---------- Recorded information ----------

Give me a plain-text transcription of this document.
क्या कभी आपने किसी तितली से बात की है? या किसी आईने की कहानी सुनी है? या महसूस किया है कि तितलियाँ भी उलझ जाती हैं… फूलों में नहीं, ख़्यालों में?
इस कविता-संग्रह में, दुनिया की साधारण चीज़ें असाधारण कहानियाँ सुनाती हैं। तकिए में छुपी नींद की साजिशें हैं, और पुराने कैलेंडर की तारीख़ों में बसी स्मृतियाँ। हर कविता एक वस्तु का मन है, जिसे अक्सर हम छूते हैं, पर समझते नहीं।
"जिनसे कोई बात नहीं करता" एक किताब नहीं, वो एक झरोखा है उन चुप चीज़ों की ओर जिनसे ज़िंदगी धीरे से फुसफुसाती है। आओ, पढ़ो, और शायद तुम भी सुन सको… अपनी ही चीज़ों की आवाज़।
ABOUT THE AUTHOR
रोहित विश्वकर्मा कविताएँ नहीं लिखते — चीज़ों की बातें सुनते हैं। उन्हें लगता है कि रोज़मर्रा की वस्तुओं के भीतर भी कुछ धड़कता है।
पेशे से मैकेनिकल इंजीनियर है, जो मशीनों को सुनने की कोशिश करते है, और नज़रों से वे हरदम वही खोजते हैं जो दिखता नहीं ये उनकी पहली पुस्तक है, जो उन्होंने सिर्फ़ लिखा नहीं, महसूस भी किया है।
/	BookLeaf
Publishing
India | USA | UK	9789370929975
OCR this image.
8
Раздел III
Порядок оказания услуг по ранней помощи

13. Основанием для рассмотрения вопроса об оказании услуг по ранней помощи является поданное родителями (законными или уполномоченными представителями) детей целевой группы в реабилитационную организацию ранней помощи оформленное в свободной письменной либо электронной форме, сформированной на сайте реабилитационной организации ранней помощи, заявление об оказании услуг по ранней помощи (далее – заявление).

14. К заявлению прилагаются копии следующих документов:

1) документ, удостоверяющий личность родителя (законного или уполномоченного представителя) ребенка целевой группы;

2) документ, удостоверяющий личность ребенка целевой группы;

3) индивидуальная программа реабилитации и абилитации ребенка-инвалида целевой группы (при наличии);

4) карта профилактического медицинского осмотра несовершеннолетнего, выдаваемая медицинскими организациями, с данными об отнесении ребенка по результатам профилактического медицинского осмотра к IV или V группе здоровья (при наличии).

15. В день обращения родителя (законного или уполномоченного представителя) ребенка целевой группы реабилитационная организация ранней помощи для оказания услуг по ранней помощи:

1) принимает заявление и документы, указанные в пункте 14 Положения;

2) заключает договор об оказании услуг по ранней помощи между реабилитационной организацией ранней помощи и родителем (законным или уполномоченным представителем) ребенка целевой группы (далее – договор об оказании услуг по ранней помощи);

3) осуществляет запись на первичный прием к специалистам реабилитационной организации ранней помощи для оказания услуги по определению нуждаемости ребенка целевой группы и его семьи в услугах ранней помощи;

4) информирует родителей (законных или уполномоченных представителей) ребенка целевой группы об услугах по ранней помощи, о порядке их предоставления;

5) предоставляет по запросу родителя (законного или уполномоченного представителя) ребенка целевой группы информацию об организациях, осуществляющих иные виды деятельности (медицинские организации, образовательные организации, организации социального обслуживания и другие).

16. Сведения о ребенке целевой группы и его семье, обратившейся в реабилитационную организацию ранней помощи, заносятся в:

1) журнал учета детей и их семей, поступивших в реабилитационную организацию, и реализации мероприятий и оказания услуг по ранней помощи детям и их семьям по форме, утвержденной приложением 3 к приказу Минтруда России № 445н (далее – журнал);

----------

• [Directions]
Copy out all lines where the word "заявление" appears.

• [Answer to the problem]
13. Основанием для рассмотрения вопроса об оказании услуг по ранней помощи является поданное родителями (законными или уполномоченными представителями) детей целевой группы в реабилитационную организацию ранней помощи оформленное в свободной письменной либо электронной форме, сформированной на сайте реабилитационной организации ранней помощи, заявление об оказании услуг по ранней помощи (далее – заявление).
1) принимает заявление и документы, указанные в пункте 14 Положения;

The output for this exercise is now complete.